---------- DATA TO PROCESS

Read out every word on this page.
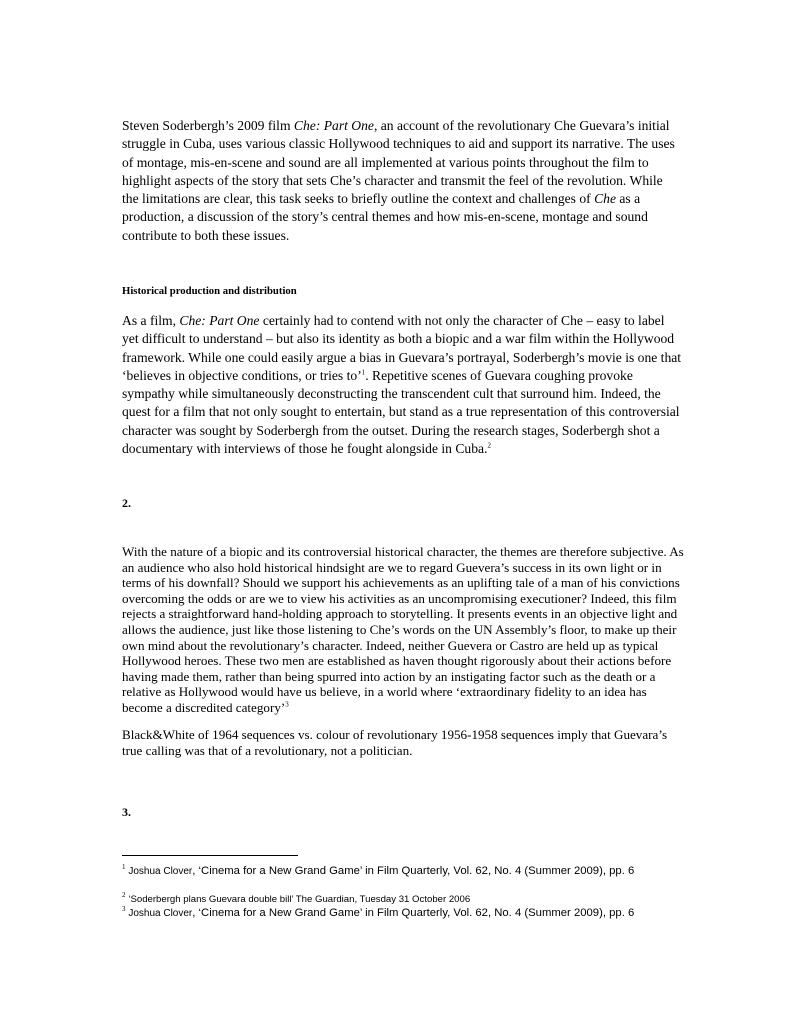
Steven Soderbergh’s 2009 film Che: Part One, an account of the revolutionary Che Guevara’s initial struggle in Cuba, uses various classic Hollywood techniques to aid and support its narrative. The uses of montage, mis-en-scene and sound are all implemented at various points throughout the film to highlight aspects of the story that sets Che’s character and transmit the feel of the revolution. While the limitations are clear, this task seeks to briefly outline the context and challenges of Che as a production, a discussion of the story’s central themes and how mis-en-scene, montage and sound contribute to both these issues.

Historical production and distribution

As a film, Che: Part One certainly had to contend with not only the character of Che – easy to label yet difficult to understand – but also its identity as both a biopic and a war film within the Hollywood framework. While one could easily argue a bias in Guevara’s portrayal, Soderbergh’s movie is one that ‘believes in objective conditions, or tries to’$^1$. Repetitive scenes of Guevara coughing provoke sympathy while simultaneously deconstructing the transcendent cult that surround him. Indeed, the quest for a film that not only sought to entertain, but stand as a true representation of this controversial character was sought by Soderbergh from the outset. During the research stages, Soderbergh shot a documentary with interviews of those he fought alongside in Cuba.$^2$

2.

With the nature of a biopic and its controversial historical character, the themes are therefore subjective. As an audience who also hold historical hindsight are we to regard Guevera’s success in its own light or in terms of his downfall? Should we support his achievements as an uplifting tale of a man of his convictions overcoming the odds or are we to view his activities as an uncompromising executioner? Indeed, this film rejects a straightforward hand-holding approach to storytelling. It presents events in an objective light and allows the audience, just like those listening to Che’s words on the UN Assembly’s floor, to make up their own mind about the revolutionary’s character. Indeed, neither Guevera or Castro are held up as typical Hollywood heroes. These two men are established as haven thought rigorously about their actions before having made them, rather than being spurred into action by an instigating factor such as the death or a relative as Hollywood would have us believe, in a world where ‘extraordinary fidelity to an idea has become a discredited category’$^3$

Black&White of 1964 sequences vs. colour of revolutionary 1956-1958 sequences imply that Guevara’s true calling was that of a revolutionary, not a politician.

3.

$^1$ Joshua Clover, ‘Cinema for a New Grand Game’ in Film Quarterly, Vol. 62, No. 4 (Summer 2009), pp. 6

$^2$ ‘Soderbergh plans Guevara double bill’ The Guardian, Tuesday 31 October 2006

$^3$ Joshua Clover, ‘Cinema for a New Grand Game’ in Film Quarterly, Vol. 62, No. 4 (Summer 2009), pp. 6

--------------------
---------- DATA TO PROCESS

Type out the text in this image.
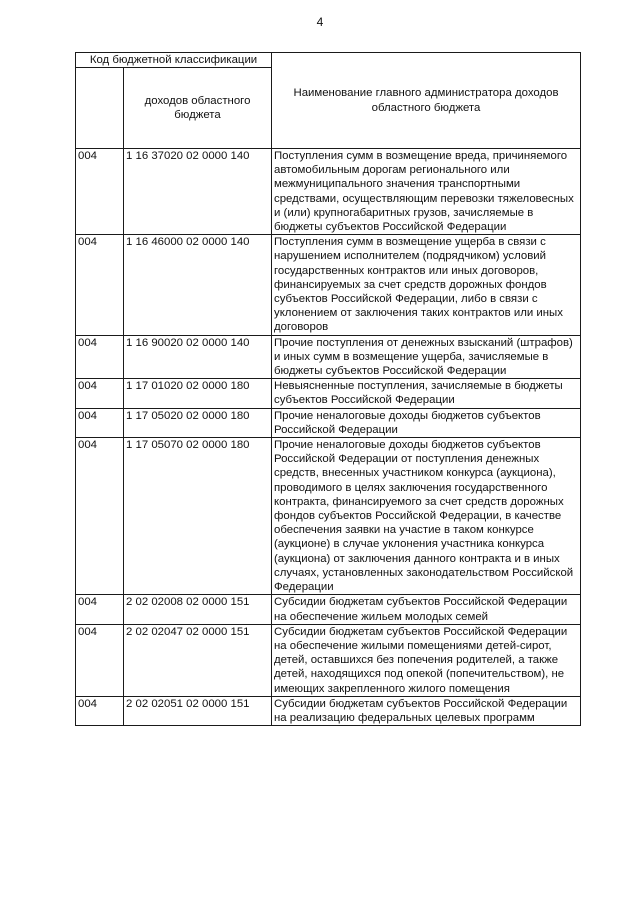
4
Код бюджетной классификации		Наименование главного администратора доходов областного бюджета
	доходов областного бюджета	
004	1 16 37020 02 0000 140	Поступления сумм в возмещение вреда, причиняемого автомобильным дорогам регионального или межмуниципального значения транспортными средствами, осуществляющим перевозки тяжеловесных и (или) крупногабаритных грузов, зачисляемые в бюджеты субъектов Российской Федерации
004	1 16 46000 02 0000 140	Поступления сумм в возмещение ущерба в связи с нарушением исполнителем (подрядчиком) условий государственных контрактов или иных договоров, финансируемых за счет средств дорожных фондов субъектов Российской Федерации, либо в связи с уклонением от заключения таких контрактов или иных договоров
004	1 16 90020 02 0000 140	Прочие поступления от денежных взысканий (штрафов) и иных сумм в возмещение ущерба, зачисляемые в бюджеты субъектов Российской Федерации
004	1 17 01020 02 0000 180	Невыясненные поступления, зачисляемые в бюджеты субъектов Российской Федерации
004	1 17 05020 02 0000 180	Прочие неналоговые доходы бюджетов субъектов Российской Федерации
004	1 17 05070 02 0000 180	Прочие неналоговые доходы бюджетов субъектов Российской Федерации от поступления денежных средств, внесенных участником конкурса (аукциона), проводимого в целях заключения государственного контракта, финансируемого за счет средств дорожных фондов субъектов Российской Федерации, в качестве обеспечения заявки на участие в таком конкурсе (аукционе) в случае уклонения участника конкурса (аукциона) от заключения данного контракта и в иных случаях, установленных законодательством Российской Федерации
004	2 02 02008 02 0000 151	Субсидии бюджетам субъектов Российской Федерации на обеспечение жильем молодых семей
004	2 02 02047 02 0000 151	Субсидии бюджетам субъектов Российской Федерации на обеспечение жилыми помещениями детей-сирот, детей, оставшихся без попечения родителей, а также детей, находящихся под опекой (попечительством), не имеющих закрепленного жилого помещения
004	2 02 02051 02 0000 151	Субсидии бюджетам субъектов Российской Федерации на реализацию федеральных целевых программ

--------------------

→ **SET PROBLEM**
Gather each line of the listing containing the word "зачисляемые" and show it.

→ **ANSWER TO THIS EXERCISE**
004	1 16 37020 02 0000 140	Поступления сумм в возмещение вреда, причиняемого автомобильным дорогам регионального или межмуниципального значения транспортными средствами, осуществляющим перевозки тяжеловесных и (или) крупногабаритных грузов, зачисляемые в бюджеты субъектов Российской Федерации
004	1 16 90020 02 0000 140	Прочие поступления от денежных взысканий (штрафов) и иных сумм в возмещение ущерба, зачисляемые в бюджеты субъектов Российской Федерации
004	1 17 01020 02 0000 180	Невыясненные поступления, зачисляемые в бюджеты субъектов Российской Федерации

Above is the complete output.